=== PROVIDED INFORMATION ===

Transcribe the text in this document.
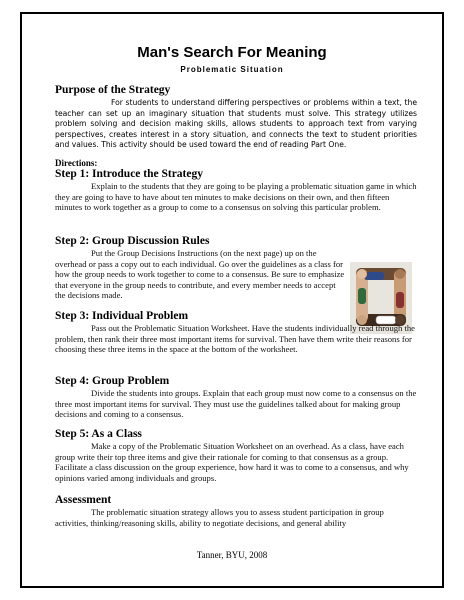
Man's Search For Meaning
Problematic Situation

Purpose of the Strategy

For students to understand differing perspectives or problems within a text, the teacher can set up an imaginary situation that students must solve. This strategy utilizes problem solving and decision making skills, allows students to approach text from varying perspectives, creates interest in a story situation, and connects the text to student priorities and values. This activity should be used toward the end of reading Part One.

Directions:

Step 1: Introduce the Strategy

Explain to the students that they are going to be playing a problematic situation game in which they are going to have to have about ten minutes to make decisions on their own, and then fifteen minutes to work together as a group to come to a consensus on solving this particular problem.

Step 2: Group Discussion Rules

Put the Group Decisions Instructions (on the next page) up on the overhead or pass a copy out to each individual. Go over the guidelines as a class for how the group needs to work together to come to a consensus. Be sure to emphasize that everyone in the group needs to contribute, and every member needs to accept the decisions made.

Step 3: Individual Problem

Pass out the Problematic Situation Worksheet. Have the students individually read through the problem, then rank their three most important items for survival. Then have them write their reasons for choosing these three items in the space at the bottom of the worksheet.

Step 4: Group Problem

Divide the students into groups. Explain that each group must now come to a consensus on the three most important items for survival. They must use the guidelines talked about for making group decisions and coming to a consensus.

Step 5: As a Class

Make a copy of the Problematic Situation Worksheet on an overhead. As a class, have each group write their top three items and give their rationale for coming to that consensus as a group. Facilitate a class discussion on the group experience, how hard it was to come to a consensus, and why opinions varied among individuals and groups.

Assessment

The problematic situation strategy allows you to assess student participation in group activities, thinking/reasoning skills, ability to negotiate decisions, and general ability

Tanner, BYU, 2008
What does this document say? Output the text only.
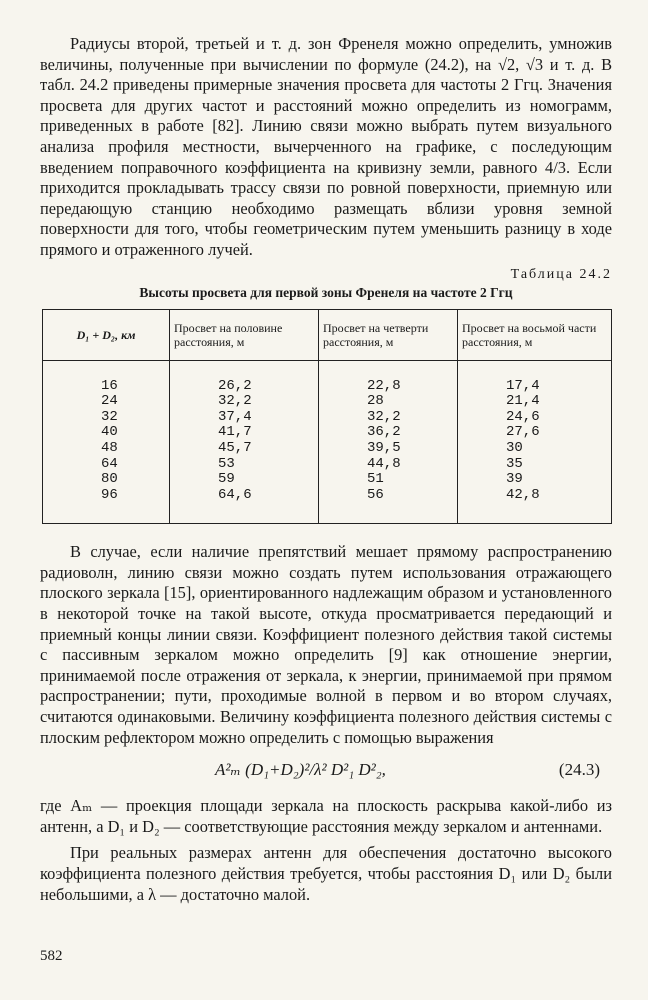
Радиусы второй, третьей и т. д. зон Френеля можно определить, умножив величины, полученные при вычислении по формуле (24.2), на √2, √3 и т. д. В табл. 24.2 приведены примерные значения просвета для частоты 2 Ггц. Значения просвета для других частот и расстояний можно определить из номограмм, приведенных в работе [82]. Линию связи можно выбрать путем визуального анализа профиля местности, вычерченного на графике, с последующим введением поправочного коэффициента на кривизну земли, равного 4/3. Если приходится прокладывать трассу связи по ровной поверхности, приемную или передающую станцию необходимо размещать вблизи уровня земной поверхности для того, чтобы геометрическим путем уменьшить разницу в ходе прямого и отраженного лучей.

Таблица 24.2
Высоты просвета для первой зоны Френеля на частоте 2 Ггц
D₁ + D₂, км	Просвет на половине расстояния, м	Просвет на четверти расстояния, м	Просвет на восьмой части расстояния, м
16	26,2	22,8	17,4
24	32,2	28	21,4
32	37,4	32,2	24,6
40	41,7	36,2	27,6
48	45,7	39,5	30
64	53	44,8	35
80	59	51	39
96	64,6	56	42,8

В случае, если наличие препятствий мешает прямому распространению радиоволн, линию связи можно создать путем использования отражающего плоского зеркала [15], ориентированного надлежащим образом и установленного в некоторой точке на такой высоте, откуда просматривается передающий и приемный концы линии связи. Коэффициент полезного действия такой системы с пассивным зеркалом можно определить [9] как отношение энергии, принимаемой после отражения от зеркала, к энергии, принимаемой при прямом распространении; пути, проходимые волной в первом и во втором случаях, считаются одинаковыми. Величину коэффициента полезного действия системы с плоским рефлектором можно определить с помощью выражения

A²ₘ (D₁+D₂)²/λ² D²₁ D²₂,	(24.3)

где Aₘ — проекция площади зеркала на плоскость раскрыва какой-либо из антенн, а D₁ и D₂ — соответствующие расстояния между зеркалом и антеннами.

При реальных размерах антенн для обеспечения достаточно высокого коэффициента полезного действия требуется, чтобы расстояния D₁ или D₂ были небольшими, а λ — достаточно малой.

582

===
=== PROVIDED INFORMATION ===

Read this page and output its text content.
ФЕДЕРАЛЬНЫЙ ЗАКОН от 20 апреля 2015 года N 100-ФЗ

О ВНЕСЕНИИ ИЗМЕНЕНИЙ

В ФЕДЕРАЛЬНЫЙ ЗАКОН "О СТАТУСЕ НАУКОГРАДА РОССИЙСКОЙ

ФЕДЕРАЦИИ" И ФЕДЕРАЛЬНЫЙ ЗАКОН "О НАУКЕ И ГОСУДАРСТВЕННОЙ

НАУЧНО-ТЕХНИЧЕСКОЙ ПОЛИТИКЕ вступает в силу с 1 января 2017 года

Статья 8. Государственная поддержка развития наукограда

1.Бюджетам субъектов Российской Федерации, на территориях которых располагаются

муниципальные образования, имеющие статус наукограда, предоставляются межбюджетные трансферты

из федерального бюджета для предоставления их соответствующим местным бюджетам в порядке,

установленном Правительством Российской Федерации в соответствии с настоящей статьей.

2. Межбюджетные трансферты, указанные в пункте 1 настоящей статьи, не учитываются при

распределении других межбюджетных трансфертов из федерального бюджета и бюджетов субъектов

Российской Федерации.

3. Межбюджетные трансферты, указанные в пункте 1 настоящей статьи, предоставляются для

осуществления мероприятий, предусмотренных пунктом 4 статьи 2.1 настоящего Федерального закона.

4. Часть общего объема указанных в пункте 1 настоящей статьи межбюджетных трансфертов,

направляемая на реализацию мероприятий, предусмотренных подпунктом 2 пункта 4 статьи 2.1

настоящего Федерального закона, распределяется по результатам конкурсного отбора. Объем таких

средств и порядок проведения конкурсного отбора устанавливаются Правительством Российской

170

===

> YOUR TASK: Within the material above, find the lines that contain the word "consensus"; copy them.

> TASK SOLUTION:
Explain to the students that they are going to be playing a problematic situation game in which they are going to have to have about ten minutes to make decisions on their own, and then fifteen minutes to work together as a group to come to a consensus on solving this particular problem.
Put the Group Decisions Instructions (on the next page) up on the overhead or pass a copy out to each individual. Go over the guidelines as a class for how the group needs to work together to come to a consensus. Be sure to emphasize that everyone in the group needs to contribute, and every member needs to accept the decisions made.
Divide the students into groups. Explain that each group must now come to a consensus on the three most important items for survival. They must use the guidelines talked about for making group decisions and coming to a consensus.
Make a copy of the Problematic Situation Worksheet on an overhead. As a class, have each group write their top three items and give their rationale for coming to that consensus as a group. Facilitate a class discussion on the group experience, how hard it was to come to a consensus, and why opinions varied among individuals and groups.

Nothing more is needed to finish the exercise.